### THE REQUEST
Identify every line in the material that contains the string "您的安心之选", treating case as significant, and copy each of those lines.

** Begin RECORDS FOR THE TASK **

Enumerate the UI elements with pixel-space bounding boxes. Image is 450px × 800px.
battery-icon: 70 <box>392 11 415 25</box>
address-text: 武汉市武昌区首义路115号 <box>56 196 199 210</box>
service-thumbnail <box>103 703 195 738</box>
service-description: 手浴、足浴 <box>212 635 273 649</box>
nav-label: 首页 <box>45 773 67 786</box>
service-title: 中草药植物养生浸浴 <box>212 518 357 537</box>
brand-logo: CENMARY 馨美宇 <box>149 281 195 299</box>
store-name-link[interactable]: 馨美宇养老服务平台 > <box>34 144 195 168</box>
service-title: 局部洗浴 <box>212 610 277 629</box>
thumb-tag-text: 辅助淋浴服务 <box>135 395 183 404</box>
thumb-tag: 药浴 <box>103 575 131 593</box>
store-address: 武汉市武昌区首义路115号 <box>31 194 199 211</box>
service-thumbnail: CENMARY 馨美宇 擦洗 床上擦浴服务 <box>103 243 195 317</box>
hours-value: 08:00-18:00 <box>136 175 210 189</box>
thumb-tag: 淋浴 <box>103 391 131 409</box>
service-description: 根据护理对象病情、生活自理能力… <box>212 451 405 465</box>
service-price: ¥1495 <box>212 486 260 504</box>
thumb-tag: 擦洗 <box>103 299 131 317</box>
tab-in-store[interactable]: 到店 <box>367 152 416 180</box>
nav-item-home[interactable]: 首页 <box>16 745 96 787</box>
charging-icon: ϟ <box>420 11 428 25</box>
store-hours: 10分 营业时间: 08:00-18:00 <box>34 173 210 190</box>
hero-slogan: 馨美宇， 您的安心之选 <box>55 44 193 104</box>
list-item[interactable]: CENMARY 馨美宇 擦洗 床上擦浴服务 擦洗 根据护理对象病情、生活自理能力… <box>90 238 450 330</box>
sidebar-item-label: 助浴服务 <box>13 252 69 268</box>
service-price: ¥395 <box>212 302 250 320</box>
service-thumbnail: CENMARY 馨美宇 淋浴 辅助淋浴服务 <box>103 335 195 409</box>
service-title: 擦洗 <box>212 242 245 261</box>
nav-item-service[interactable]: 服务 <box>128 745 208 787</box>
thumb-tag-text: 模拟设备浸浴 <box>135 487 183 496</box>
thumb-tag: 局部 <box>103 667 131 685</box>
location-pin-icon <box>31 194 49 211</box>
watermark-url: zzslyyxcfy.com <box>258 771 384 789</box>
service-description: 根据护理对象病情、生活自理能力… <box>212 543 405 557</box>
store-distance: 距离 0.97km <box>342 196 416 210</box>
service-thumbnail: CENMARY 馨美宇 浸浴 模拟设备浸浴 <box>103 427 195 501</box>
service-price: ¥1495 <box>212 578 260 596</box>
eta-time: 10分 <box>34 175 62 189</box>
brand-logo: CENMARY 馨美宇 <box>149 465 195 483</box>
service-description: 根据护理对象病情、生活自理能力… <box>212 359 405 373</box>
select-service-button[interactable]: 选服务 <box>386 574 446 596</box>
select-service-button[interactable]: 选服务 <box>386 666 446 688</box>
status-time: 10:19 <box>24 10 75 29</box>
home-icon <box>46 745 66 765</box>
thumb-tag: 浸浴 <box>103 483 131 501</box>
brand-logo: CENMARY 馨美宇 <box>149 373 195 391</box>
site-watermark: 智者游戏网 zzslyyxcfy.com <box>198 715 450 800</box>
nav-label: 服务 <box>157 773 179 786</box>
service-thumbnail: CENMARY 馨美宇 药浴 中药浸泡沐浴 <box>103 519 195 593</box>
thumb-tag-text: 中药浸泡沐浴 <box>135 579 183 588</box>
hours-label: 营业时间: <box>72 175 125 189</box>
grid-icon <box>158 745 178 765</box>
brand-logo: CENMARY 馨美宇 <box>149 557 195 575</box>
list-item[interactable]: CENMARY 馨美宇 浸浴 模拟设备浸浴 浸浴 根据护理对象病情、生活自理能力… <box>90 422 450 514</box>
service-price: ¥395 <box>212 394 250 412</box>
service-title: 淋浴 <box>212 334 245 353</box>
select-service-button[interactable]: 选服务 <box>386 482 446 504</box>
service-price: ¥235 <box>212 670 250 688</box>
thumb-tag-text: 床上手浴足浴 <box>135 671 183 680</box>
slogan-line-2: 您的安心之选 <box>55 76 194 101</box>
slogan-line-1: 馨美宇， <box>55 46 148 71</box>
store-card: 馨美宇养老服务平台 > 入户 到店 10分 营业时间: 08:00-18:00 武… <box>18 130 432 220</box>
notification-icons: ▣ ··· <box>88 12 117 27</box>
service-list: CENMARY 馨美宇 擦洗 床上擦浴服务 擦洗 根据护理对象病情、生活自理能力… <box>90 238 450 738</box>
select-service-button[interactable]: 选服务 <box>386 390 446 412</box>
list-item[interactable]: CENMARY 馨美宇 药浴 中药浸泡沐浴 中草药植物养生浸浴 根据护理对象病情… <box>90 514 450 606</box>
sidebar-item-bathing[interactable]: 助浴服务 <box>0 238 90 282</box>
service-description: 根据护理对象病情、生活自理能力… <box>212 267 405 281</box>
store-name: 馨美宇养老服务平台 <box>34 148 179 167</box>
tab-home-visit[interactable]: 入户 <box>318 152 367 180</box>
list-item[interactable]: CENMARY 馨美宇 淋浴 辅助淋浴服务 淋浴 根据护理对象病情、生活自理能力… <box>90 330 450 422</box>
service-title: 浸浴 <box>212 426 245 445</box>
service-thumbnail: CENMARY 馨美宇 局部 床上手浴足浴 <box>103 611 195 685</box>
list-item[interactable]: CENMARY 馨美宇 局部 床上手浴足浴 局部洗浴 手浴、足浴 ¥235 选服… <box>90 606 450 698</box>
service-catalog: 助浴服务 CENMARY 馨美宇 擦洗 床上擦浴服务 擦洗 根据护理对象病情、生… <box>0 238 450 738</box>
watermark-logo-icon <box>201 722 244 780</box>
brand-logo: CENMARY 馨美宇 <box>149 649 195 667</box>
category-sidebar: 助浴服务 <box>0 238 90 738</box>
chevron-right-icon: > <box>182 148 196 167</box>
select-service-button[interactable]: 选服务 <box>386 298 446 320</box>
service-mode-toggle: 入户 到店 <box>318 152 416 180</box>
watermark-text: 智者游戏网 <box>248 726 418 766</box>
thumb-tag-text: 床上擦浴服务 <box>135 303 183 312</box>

** End RECORDS FOR THE TASK **

### OUTPUT FOR THIS TASK
hero-slogan: 馨美宇， 您的安心之选 <box>55 44 193 104</box>
slogan-line-2: 您的安心之选 <box>55 76 194 101</box>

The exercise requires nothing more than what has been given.